▶ [Collection entries]

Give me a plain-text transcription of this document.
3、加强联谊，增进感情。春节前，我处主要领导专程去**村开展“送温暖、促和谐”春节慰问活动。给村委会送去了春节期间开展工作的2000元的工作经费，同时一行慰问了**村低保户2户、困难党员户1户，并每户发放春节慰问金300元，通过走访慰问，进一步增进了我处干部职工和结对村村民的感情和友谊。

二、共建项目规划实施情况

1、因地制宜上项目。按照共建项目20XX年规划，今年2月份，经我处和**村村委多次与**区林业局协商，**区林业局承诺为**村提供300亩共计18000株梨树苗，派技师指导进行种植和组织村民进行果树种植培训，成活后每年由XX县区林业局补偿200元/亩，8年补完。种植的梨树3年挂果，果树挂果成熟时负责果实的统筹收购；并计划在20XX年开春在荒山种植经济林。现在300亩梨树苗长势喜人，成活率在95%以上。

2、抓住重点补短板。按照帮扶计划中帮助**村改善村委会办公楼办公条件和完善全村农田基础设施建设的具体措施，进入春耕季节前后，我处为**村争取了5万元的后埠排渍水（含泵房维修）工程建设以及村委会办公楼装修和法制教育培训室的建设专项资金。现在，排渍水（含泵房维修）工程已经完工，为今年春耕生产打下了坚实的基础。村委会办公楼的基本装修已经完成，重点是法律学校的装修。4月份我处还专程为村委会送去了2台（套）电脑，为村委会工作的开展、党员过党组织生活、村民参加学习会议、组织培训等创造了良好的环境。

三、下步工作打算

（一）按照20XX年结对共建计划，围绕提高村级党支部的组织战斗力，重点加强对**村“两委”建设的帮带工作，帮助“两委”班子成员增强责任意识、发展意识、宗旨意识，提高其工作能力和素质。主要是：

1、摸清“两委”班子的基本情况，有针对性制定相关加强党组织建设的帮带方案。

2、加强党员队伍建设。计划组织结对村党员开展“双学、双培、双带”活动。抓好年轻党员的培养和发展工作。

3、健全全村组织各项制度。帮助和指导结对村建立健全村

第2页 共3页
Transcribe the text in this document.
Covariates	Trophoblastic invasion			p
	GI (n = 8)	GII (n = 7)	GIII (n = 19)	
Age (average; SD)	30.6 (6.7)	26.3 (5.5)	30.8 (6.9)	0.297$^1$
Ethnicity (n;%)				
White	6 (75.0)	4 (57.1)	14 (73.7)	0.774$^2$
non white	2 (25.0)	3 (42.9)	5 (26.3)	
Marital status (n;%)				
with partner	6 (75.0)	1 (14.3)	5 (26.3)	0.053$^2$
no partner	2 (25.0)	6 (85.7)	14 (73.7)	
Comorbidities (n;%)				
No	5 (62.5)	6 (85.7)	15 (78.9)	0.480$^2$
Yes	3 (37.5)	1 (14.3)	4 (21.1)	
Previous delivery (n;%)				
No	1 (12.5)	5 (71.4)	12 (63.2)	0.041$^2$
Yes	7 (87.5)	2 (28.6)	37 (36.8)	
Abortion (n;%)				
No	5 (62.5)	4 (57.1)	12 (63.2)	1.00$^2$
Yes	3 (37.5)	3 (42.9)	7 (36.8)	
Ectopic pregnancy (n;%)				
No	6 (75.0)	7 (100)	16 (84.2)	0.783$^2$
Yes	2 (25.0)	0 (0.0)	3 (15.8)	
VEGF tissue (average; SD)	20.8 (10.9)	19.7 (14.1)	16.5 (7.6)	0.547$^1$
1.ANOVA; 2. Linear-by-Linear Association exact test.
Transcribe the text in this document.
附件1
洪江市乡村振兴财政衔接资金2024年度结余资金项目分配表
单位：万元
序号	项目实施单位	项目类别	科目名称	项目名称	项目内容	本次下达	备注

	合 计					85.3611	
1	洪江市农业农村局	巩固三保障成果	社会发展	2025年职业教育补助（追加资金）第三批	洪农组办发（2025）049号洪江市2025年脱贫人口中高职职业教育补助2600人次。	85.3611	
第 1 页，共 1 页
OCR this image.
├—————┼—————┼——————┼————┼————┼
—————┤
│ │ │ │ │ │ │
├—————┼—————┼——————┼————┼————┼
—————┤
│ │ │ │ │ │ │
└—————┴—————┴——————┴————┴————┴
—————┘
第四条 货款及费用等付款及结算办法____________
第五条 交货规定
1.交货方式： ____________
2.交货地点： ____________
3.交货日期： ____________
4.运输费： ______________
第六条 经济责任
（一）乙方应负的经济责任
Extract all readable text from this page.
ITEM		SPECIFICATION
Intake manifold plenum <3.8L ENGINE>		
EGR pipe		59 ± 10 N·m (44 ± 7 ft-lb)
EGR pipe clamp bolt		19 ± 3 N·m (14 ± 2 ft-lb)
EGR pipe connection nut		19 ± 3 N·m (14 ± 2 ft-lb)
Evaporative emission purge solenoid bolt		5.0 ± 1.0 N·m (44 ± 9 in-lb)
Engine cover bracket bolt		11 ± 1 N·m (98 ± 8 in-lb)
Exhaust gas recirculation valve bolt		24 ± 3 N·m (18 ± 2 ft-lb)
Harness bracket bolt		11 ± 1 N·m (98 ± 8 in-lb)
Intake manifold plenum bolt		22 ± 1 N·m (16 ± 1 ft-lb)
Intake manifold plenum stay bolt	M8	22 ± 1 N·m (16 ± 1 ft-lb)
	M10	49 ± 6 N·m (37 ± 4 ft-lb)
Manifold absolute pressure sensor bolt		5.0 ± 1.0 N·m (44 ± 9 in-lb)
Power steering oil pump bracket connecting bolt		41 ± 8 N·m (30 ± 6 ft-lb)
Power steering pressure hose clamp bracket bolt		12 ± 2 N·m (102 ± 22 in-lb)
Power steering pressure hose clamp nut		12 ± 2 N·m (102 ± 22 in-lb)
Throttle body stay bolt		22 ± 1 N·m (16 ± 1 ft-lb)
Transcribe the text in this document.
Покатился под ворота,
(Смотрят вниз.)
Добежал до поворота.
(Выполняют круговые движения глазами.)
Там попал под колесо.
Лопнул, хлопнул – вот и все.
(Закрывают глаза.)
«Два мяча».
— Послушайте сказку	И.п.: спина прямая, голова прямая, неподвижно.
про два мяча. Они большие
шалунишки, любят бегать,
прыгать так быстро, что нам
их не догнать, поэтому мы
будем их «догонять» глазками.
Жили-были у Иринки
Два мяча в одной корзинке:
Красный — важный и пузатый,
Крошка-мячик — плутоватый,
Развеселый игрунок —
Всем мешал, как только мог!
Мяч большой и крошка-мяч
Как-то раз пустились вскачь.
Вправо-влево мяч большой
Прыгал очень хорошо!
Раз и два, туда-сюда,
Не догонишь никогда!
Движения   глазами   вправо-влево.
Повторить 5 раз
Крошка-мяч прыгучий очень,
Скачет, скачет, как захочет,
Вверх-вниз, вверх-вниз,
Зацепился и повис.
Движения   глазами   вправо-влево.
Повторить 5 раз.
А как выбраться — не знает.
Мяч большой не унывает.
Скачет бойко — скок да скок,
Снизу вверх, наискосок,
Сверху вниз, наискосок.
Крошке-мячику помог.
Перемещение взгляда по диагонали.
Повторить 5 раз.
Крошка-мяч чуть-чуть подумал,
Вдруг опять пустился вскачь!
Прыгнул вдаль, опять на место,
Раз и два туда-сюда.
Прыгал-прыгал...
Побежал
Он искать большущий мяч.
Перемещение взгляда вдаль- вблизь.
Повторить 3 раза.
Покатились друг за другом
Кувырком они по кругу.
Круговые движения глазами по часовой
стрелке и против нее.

▶ [Exercise]
Above are some records; extract every one of them exactly.

▶ [Reply]
Give me a plain-text transcription of this document.
3、加强联谊，增进感情。春节前，我处主要领导专程去**村开展“送温暖、促和谐”春节慰问活动。给村委会送去了春节期间开展工作的2000元的工作经费，同时一行慰问了**村低保户2户、困难党员户1户，并每户发放春节慰问金300元，通过走访慰问，进一步增进了我处干部职工和结对村村民的感情和友谊。

二、共建项目规划实施情况

1、因地制宜上项目。按照共建项目20XX年规划，今年2月份，经我处和**村村委多次与**区林业局协商，**区林业局承诺为**村提供300亩共计18000株梨树苗，派技师指导进行种植和组织村民进行果树种植培训，成活后每年由XX县区林业局补偿200元/亩，8年补完。种植的梨树3年挂果，果树挂果成熟时负责果实的统筹收购；并计划在20XX年开春在荒山种植经济林。现在300亩梨树苗长势喜人，成活率在95%以上。

2、抓住重点补短板。按照帮扶计划中帮助**村改善村委会办公楼办公条件和完善全村农田基础设施建设的具体措施，进入春耕季节前后，我处为**村争取了5万元的后埠排渍水（含泵房维修）工程建设以及村委会办公楼装修和法制教育培训室的建设专项资金。现在，排渍水（含泵房维修）工程已经完工，为今年春耕生产打下了坚实的基础。村委会办公楼的基本装修已经完成，重点是法律学校的装修。4月份我处还专程为村委会送去了2台（套）电脑，为村委会工作的开展、党员过党组织生活、村民参加学习会议、组织培训等创造了良好的环境。

三、下步工作打算

（一）按照20XX年结对共建计划，围绕提高村级党支部的组织战斗力，重点加强对**村“两委”建设的帮带工作，帮助“两委”班子成员增强责任意识、发展意识、宗旨意识，提高其工作能力和素质。主要是：

1、摸清“两委”班子的基本情况，有针对性制定相关加强党组织建设的帮带方案。

2、加强党员队伍建设。计划组织结对村党员开展“双学、双培、双带”活动。抓好年轻党员的培养和发展工作。

3、健全全村组织各项制度。帮助和指导结对村建立健全村

第2页 共3页
Transcribe the text in this document.
Covariates	Trophoblastic invasion			p
	GI (n = 8)	GII (n = 7)	GIII (n = 19)	
Age (average; SD)	30.6 (6.7)	26.3 (5.5)	30.8 (6.9)	0.297$^1$
Ethnicity (n;%)				
White	6 (75.0)	4 (57.1)	14 (73.7)	0.774$^2$
non white	2 (25.0)	3 (42.9)	5 (26.3)	
Marital status (n;%)				
with partner	6 (75.0)	1 (14.3)	5 (26.3)	0.053$^2$
no partner	2 (25.0)	6 (85.7)	14 (73.7)	
Comorbidities (n;%)				
No	5 (62.5)	6 (85.7)	15 (78.9)	0.480$^2$
Yes	3 (37.5)	1 (14.3)	4 (21.1)	
Previous delivery (n;%)				
No	1 (12.5)	5 (71.4)	12 (63.2)	0.041$^2$
Yes	7 (87.5)	2 (28.6)	37 (36.8)	
Abortion (n;%)				
No	5 (62.5)	4 (57.1)	12 (63.2)	1.00$^2$
Yes	3 (37.5)	3 (42.9)	7 (36.8)	
Ectopic pregnancy (n;%)				
No	6 (75.0)	7 (100)	16 (84.2)	0.783$^2$
Yes	2 (25.0)	0 (0.0)	3 (15.8)	
VEGF tissue (average; SD)	20.8 (10.9)	19.7 (14.1)	16.5 (7.6)	0.547$^1$
1.ANOVA; 2. Linear-by-Linear Association exact test.
Transcribe the text in this document.
附件1
洪江市乡村振兴财政衔接资金2024年度结余资金项目分配表
单位：万元
序号	项目实施单位	项目类别	科目名称	项目名称	项目内容	本次下达	备注

	合 计					85.3611	
1	洪江市农业农村局	巩固三保障成果	社会发展	2025年职业教育补助（追加资金）第三批	洪农组办发（2025）049号洪江市2025年脱贫人口中高职职业教育补助2600人次。	85.3611	
第 1 页，共 1 页
OCR this image.
├—————┼—————┼——————┼————┼————┼
—————┤
│ │ │ │ │ │ │
├—————┼—————┼——————┼————┼————┼
—————┤
│ │ │ │ │ │ │
└—————┴—————┴——————┴————┴————┴
—————┘
第四条 货款及费用等付款及结算办法____________
第五条 交货规定
1.交货方式： ____________
2.交货地点： ____________
3.交货日期： ____________
4.运输费： ______________
第六条 经济责任
（一）乙方应负的经济责任
Extract all readable text from this page.
ITEM		SPECIFICATION
Intake manifold plenum <3.8L ENGINE>		
EGR pipe		59 ± 10 N·m (44 ± 7 ft-lb)
EGR pipe clamp bolt		19 ± 3 N·m (14 ± 2 ft-lb)
EGR pipe connection nut		19 ± 3 N·m (14 ± 2 ft-lb)
Evaporative emission purge solenoid bolt		5.0 ± 1.0 N·m (44 ± 9 in-lb)
Engine cover bracket bolt		11 ± 1 N·m (98 ± 8 in-lb)
Exhaust gas recirculation valve bolt		24 ± 3 N·m (18 ± 2 ft-lb)
Harness bracket bolt		11 ± 1 N·m (98 ± 8 in-lb)
Intake manifold plenum bolt		22 ± 1 N·m (16 ± 1 ft-lb)
Intake manifold plenum stay bolt	M8	22 ± 1 N·m (16 ± 1 ft-lb)
	M10	49 ± 6 N·m (37 ± 4 ft-lb)
Manifold absolute pressure sensor bolt		5.0 ± 1.0 N·m (44 ± 9 in-lb)
Power steering oil pump bracket connecting bolt		41 ± 8 N·m (30 ± 6 ft-lb)
Power steering pressure hose clamp bracket bolt		12 ± 2 N·m (102 ± 22 in-lb)
Power steering pressure hose clamp nut		12 ± 2 N·m (102 ± 22 in-lb)
Throttle body stay bolt		22 ± 1 N·m (16 ± 1 ft-lb)
Transcribe the text in this document.
Покатился под ворота,
(Смотрят вниз.)
Добежал до поворота.
(Выполняют круговые движения глазами.)
Там попал под колесо.
Лопнул, хлопнул – вот и все.
(Закрывают глаза.)
«Два мяча».
— Послушайте сказку	И.п.: спина прямая, голова прямая, неподвижно.
про два мяча. Они большие
шалунишки, любят бегать,
прыгать так быстро, что нам
их не догнать, поэтому мы
будем их «догонять» глазками.
Жили-были у Иринки
Два мяча в одной корзинке:
Красный — важный и пузатый,
Крошка-мячик — плутоватый,
Развеселый игрунок —
Всем мешал, как только мог!
Мяч большой и крошка-мяч
Как-то раз пустились вскачь.
Вправо-влево мяч большой
Прыгал очень хорошо!
Раз и два, туда-сюда,
Не догонишь никогда!
Движения   глазами   вправо-влево.
Повторить 5 раз
Крошка-мяч прыгучий очень,
Скачет, скачет, как захочет,
Вверх-вниз, вверх-вниз,
Зацепился и повис.
Движения   глазами   вправо-влево.
Повторить 5 раз.
А как выбраться — не знает.
Мяч большой не унывает.
Скачет бойко — скок да скок,
Снизу вверх, наискосок,
Сверху вниз, наискосок.
Крошке-мячику помог.
Перемещение взгляда по диагонали.
Повторить 5 раз.
Крошка-мяч чуть-чуть подумал,
Вдруг опять пустился вскачь!
Прыгнул вдаль, опять на место,
Раз и два туда-сюда.
Прыгал-прыгал...
Побежал
Он искать большущий мяч.
Перемещение взгляда вдаль- вблизь.
Повторить 3 раза.
Покатились друг за другом
Кувырком они по кругу.
Круговые движения глазами по часовой
стрелке и против нее.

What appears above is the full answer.